— Conjunto de tarefas —
1. Cite, tal como aparece no texto sobre a revisão dos estatutos do PSD, o trecho que começa em "Segundo a proposta" e segue até "eliminação desta norma.".
2. Em que dias de março decorre o Congresso do PSD, segundo o texto sobre a revisão dos estatutos do partido?
3. Prossiga o texto sobre a revisão dos estatutos do PSD a partir da última frase apresentada.

Condenados a dois ou mais anos fora de cargos partidários

A proposta de revisão dos estatutos do PSD aprovada hoje em Conselho Nacional impede os condenados a dois ou mais anos de prisão de exercerem cargos partidários pelo período correspondente à pena.

Segundo a proposta hoje aprovada, a que Lusa teve acesso, esta inelegibilidade aplica-se "a contar desde a data da prolação da respetiva decisão" de condenação judicial.

"Constitui inelegibilidade para qualquer cargo do partido qualquer condenação a pena de prisão igual ou superior a dois anos, pelo período correspondente à pena, a contar desde a data da prolação da respetiva decisão", lê-se no documento.

Esta proposta de estatutos, que vai ser submetida ao Congresso do PSD de 23, 24 e 25 de março para discussão e votação, estabelece, por outro lado, a eliminação da chamada "lei da rolha", que prevê a suspensão ou expulsão dos militantes que contrariem as orientações do partido em período pré-eleitoral.

O presidente do PSD, Pedro Passos Coelho, tinha-se comprometido com a eliminação desta norma.

— Registos fornecidos —
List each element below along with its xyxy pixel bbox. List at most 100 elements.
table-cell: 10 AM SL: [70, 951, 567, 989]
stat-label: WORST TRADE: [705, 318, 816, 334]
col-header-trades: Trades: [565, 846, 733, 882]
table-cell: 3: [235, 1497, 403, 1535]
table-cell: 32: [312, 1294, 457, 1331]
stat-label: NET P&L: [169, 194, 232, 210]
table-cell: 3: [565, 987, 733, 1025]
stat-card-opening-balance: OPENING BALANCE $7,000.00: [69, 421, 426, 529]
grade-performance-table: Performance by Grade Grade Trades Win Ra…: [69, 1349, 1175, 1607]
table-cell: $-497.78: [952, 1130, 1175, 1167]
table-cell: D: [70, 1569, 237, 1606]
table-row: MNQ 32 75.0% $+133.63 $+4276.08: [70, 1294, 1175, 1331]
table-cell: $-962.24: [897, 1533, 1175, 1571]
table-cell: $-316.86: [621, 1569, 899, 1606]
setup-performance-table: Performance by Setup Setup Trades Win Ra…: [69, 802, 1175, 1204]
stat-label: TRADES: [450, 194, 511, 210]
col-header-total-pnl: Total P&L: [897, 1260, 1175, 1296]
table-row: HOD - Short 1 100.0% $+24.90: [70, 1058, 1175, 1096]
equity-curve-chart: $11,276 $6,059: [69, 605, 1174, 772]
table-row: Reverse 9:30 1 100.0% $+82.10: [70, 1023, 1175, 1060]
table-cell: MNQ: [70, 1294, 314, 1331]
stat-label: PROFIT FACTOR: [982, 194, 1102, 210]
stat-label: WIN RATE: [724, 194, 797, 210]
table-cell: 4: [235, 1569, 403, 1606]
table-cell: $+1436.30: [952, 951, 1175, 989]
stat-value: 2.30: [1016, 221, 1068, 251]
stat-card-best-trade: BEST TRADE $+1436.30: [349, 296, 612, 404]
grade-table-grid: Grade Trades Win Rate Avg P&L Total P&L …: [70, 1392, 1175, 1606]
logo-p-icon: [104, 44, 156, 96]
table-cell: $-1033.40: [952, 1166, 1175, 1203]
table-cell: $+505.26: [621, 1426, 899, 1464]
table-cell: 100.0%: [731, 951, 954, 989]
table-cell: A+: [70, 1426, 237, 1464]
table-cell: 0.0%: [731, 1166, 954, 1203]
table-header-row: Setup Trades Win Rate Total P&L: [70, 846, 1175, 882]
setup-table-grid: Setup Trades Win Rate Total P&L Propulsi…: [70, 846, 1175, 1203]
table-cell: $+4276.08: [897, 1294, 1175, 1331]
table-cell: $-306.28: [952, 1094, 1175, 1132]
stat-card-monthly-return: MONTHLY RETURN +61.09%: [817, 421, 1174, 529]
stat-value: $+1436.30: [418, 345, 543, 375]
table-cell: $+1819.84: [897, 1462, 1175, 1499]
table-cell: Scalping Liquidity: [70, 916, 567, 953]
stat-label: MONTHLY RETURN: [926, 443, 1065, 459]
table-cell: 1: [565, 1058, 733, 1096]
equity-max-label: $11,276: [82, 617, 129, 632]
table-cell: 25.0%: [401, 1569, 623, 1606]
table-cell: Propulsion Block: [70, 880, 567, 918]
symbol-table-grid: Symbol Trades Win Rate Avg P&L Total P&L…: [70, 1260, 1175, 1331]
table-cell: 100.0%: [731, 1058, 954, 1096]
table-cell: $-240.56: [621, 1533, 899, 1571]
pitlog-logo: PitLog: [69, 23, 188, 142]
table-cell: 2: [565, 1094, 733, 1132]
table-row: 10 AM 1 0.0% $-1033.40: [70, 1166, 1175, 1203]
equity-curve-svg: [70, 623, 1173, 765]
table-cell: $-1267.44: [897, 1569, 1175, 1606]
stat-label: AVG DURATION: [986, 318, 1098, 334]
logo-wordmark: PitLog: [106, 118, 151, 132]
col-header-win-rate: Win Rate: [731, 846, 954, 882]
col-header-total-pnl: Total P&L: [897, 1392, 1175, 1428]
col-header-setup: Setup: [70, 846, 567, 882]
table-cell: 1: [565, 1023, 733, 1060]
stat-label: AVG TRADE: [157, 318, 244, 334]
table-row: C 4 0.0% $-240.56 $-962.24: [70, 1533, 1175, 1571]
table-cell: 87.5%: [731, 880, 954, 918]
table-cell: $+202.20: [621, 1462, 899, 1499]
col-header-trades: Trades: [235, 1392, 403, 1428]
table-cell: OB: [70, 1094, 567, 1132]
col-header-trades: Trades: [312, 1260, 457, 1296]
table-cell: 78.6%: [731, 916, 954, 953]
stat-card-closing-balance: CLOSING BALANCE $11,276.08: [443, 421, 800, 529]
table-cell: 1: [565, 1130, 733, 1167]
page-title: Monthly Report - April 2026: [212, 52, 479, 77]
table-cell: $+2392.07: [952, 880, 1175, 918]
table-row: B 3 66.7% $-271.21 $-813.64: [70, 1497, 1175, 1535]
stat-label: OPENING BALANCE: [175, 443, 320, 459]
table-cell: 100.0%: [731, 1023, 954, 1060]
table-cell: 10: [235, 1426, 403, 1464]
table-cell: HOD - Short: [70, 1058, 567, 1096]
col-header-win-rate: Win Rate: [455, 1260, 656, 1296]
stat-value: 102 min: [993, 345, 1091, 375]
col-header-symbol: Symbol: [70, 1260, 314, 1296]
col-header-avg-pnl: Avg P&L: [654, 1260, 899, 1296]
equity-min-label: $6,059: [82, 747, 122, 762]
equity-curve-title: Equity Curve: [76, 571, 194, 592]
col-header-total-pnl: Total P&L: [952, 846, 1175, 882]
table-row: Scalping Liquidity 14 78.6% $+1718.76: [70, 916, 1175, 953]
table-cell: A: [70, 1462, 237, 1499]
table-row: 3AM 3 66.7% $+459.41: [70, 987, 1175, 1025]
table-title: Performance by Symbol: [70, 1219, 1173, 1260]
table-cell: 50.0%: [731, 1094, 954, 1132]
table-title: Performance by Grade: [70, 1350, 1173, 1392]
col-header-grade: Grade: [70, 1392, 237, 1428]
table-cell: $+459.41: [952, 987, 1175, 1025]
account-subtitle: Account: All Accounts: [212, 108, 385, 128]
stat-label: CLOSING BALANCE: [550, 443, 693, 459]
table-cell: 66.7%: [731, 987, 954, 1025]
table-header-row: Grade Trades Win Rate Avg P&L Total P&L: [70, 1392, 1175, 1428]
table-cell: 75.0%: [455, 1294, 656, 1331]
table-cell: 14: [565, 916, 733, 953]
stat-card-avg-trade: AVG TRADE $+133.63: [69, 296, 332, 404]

— Respostas esperadas —
1.
Segundo a proposta hoje aprovada, a que Lusa teve acesso, esta inelegibilidade aplica-se "a contar desde a data da prolação da respetiva decisão" de condenação judicial.

"Constitui inelegibilidade para qualquer cargo do partido qualquer condenação a pena de prisão igual ou superior a dois anos, pelo período correspondente à pena, a contar desde a data da prolação da respetiva decisão", lê-se no documento.

Esta proposta de estatutos, que vai ser submetida ao Congresso do PSD de 23, 24 e 25 de março para discussão e votação, estabelece, por outro lado, a eliminação da chamada "lei da rolha", que prevê a suspensão ou expulsão dos militantes que contrariem as orientações do partido em período pré-eleitoral.

O presidente do PSD, Pedro Passos Coelho, tinha-se comprometido com a eliminação desta norma.

2. 23, 24 e 25 de março.

3.
Por outro lado, o texto hoje aprovado por unanimidade na reunião do Conselho Nacional do PSD que decorre num hotel de Lisboa aumenta o número de membros efetivos deste órgão de 55 para 70 e o número de suplentes de 10 para 15.

Segundo o secretário-geral do PSD, José Matos Rosa, o objetivo desta alteração é "assegurar um equilíbrio entre os membros efetivos do Conselho Nacional e os membros inerentes", para que estes últimos não sejam em número superior.

O documento hoje aprovado inclui ainda uma disposição transitória que determina que, se esta proposta de estatutos for aprovada pelos congressistas em março, as novas regras estatutárias já se aplicam à eleição dos órgãos nacionais no último dia desse Congresso.